### EXERCISE DATA ###

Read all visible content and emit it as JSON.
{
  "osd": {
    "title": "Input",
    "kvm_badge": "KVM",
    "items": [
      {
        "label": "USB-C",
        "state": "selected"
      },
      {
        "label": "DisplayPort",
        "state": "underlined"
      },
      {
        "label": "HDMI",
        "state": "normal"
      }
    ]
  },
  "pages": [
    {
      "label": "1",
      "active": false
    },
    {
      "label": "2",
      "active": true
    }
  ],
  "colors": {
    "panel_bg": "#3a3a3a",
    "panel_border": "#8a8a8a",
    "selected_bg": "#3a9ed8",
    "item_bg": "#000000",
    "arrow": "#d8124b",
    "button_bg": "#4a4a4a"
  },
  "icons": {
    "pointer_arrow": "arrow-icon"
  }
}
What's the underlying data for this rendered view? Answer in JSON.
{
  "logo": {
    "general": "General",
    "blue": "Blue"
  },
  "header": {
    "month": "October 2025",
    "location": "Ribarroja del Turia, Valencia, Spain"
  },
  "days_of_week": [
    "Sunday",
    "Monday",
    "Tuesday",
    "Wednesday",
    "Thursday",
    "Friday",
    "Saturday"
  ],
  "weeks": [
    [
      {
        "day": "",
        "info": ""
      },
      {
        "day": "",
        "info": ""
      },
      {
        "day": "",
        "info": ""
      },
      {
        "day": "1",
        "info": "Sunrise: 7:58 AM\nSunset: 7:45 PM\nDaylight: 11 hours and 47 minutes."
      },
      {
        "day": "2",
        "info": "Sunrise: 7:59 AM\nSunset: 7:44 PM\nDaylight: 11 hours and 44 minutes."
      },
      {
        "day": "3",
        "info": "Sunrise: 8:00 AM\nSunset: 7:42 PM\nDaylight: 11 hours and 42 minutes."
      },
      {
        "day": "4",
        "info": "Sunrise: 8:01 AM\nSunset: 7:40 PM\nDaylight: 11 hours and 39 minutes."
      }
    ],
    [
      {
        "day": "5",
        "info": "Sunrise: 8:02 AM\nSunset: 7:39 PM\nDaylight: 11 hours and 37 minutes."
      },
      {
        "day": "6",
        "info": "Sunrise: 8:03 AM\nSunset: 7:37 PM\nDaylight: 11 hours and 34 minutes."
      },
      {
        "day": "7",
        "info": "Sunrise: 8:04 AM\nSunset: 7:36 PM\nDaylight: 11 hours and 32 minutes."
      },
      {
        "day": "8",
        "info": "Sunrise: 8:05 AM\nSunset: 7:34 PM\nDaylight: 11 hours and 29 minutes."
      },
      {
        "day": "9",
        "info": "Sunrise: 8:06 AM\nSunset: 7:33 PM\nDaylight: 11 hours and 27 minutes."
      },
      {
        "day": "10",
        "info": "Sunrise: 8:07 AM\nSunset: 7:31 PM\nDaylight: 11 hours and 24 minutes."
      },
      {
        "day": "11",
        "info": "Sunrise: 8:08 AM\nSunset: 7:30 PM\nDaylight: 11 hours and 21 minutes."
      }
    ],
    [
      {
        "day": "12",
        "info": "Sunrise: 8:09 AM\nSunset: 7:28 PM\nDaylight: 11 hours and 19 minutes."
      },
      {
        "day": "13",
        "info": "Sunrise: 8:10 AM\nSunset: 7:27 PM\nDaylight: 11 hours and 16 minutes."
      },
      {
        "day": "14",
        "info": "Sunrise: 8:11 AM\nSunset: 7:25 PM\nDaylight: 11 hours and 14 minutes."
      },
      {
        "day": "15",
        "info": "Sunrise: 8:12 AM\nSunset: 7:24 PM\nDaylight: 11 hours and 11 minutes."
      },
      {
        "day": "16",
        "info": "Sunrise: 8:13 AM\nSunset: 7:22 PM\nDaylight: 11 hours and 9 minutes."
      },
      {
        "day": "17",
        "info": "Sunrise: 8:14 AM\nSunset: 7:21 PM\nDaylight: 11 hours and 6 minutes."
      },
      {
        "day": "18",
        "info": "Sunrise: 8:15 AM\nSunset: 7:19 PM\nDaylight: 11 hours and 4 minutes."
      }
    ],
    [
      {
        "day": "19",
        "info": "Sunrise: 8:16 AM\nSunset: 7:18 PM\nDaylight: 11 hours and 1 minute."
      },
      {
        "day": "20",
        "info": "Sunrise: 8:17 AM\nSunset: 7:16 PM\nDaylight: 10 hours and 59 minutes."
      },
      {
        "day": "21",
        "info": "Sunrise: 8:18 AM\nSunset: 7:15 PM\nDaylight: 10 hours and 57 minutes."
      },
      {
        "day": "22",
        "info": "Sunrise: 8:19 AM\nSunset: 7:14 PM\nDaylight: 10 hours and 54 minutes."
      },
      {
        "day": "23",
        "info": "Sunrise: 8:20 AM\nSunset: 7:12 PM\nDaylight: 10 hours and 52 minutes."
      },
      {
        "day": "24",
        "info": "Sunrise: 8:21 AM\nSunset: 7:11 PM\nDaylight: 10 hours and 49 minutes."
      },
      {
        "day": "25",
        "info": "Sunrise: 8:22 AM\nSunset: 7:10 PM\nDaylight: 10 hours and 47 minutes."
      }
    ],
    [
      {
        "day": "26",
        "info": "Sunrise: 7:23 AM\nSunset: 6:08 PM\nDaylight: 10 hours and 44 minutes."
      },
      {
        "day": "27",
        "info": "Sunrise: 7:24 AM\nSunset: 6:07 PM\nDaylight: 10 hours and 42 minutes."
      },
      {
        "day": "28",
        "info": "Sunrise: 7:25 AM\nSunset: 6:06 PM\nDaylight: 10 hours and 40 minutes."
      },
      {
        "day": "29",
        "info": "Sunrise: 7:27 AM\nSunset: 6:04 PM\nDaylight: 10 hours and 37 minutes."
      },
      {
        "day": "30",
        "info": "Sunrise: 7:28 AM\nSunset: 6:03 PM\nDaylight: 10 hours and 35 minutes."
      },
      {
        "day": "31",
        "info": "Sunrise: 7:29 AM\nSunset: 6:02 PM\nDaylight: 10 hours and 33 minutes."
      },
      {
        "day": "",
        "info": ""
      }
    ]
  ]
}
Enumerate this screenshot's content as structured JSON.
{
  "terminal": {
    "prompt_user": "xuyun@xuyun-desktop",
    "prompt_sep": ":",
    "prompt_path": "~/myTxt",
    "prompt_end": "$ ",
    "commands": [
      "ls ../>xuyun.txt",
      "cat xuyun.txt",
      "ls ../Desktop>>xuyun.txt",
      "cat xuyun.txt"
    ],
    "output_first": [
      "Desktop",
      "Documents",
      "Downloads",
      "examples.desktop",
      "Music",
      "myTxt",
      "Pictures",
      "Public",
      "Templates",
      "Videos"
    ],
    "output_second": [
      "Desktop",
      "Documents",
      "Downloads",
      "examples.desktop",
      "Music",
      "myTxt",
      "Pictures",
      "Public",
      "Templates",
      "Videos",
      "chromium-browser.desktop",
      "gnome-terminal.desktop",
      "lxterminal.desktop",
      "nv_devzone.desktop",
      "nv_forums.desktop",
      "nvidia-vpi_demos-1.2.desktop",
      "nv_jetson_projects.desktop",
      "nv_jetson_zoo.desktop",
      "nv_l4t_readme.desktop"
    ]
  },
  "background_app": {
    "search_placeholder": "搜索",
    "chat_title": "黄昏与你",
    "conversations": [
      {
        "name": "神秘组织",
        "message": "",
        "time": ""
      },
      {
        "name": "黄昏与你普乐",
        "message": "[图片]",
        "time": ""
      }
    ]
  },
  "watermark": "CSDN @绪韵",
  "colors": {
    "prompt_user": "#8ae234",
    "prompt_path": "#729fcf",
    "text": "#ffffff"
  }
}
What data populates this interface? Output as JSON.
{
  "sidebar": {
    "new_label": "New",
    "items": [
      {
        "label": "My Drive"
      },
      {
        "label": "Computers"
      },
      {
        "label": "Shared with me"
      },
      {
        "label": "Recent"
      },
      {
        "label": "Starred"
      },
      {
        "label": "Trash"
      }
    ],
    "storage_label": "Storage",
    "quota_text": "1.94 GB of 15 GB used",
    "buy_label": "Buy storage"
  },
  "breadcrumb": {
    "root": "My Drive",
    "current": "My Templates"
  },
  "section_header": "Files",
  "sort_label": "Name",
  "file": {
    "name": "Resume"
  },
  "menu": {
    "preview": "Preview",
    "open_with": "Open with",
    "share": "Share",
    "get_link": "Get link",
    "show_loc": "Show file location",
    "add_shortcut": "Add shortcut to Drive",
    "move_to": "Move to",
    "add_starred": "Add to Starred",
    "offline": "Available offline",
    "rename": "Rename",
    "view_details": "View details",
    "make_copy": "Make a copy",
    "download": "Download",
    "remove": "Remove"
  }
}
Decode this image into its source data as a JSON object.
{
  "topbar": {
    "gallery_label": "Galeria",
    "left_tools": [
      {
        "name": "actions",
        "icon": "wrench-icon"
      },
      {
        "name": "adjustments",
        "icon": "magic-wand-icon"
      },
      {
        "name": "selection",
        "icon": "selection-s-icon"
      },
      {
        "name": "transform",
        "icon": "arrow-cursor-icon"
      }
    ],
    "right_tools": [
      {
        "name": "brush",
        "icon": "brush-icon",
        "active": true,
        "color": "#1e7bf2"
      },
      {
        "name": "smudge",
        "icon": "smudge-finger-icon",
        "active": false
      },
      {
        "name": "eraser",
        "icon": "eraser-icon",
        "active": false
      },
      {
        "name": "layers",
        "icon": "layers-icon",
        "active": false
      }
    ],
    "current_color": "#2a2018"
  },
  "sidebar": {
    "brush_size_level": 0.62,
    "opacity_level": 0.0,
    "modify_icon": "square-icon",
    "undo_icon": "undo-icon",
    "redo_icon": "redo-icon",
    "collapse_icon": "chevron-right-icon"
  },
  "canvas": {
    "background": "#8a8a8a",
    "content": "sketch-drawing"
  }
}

###

- **DIRECTIONS**
Everything from the line that contains "Decode this image" through the end of the records must be duplicated exactly, and nothing outside that range.

- **RESULT**
Decode this image into its source data as a JSON object.
{
  "topbar": {
    "gallery_label": "Galeria",
    "left_tools": [
      {
        "name": "actions",
        "icon": "wrench-icon"
      },
      {
        "name": "adjustments",
        "icon": "magic-wand-icon"
      },
      {
        "name": "selection",
        "icon": "selection-s-icon"
      },
      {
        "name": "transform",
        "icon": "arrow-cursor-icon"
      }
    ],
    "right_tools": [
      {
        "name": "brush",
        "icon": "brush-icon",
        "active": true,
        "color": "#1e7bf2"
      },
      {
        "name": "smudge",
        "icon": "smudge-finger-icon",
        "active": false
      },
      {
        "name": "eraser",
        "icon": "eraser-icon",
        "active": false
      },
      {
        "name": "layers",
        "icon": "layers-icon",
        "active": false
      }
    ],
    "current_color": "#2a2018"
  },
  "sidebar": {
    "brush_size_level": 0.62,
    "opacity_level": 0.0,
    "modify_icon": "square-icon",
    "undo_icon": "undo-icon",
    "redo_icon": "redo-icon",
    "collapse_icon": "chevron-right-icon"
  },
  "canvas": {
    "background": "#8a8a8a",
    "content": "sketch-drawing"
  }
}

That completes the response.